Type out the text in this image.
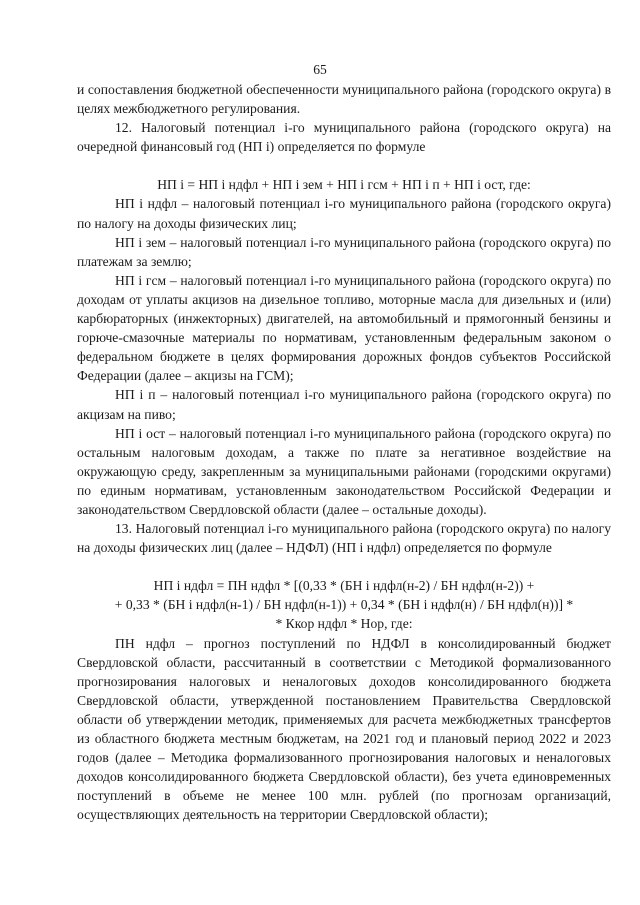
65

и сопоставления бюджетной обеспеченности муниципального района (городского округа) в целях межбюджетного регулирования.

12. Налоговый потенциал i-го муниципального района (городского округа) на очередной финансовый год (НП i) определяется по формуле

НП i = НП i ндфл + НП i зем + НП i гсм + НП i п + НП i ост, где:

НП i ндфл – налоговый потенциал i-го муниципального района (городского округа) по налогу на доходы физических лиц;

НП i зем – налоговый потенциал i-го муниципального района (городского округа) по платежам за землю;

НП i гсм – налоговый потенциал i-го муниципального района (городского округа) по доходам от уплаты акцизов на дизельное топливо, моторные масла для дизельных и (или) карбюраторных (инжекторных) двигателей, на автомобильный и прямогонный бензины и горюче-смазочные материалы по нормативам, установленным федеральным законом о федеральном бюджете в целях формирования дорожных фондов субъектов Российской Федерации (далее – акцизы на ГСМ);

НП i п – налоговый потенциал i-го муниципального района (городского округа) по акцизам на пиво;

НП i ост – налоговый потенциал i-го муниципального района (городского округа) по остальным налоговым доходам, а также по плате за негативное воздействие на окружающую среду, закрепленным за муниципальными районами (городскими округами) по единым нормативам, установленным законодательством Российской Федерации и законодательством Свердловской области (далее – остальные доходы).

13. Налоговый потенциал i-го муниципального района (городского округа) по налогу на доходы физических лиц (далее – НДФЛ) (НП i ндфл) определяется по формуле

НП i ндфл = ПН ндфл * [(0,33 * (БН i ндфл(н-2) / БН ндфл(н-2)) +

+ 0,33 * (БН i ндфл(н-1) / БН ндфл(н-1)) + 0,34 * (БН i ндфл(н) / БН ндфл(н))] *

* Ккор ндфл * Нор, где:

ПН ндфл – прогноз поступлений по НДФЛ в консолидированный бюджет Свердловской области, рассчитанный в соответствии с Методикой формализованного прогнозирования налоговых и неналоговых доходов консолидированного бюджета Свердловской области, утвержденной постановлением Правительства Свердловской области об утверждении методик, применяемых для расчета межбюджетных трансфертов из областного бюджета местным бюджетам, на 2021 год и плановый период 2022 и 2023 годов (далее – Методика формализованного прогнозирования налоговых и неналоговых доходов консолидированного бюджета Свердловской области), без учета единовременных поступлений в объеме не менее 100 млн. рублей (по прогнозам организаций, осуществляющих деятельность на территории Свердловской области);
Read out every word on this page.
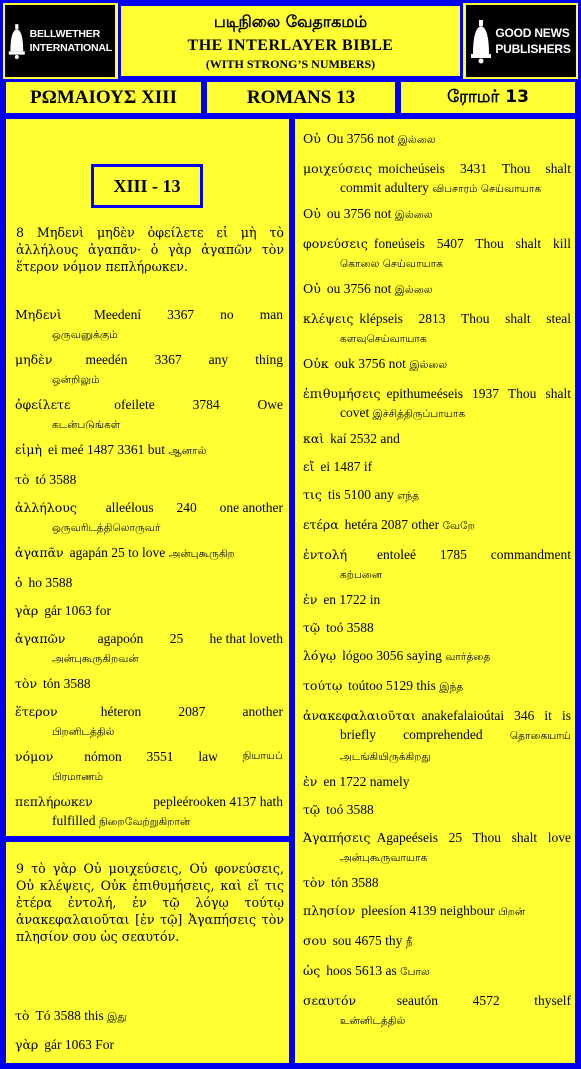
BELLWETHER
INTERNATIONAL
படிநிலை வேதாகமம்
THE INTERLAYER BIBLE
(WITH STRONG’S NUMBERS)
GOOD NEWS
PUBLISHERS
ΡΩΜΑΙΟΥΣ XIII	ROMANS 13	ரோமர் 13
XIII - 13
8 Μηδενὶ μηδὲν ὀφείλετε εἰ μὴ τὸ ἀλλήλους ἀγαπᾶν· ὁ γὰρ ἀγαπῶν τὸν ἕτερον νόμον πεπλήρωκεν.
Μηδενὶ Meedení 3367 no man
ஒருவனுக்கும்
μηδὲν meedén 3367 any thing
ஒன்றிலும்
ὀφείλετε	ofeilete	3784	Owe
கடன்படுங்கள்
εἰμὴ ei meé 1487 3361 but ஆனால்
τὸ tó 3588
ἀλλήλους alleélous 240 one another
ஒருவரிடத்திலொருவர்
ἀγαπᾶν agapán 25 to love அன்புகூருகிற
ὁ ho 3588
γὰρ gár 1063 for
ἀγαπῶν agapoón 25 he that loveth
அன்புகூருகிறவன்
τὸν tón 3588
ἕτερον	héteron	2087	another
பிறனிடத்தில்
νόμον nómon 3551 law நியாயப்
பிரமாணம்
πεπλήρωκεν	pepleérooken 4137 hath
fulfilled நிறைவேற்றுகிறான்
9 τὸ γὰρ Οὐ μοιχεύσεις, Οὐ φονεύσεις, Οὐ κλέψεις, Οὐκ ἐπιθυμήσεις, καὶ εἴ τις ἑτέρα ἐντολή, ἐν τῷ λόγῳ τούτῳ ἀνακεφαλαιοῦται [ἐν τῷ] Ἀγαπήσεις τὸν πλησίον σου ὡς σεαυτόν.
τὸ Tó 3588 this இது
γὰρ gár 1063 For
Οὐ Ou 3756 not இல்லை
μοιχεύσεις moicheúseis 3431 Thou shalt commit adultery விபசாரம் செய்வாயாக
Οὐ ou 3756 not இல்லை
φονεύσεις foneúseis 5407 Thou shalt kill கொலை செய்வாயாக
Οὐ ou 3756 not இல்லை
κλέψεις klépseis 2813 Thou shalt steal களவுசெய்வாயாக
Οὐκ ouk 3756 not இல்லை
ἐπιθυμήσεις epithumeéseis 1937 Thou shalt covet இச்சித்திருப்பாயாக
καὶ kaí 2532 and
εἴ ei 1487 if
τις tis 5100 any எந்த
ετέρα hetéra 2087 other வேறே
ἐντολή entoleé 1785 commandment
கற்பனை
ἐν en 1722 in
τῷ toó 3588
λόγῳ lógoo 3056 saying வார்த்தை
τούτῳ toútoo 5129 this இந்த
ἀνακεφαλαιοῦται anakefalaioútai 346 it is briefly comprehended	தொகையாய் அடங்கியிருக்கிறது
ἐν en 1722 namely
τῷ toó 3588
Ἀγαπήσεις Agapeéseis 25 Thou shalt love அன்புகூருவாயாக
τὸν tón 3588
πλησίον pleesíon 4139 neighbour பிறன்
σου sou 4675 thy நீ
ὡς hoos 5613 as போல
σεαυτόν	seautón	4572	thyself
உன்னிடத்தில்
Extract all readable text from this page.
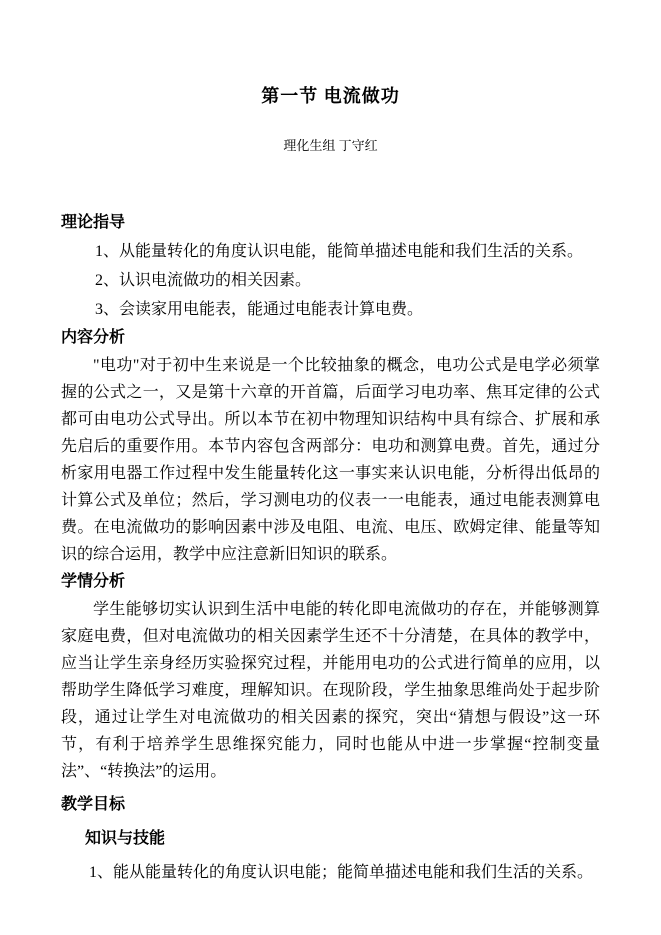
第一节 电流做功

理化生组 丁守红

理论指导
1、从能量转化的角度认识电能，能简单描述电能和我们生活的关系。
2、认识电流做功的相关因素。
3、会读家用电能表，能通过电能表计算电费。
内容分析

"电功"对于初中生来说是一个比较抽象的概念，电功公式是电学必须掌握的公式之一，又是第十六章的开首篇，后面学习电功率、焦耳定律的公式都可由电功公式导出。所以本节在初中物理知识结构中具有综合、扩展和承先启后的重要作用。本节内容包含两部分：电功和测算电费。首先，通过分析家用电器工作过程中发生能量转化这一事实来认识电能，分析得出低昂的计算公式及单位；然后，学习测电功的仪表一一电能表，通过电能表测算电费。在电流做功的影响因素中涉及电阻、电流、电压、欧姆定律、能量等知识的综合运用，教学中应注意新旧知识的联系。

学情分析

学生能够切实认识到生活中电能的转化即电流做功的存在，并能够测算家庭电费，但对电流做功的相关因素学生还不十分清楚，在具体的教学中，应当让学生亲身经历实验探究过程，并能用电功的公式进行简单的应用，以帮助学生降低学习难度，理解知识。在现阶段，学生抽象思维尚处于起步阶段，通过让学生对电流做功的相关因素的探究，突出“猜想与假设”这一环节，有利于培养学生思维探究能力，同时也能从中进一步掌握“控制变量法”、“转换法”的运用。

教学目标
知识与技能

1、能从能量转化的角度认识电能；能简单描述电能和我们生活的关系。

****

(STATED EXERCISE): Where a line holds "ἀλλήλους", copy that line.

(WORKED ANSWER):
8 Μηδενὶ μηδὲν ὀφείλετε εἰ μὴ τὸ ἀλλήλους ἀγαπᾶν· ὁ γὰρ ἀγαπῶν τὸν ἕτερον νόμον πεπλήρωκεν.
ἀλλήλους alleélous 240 one another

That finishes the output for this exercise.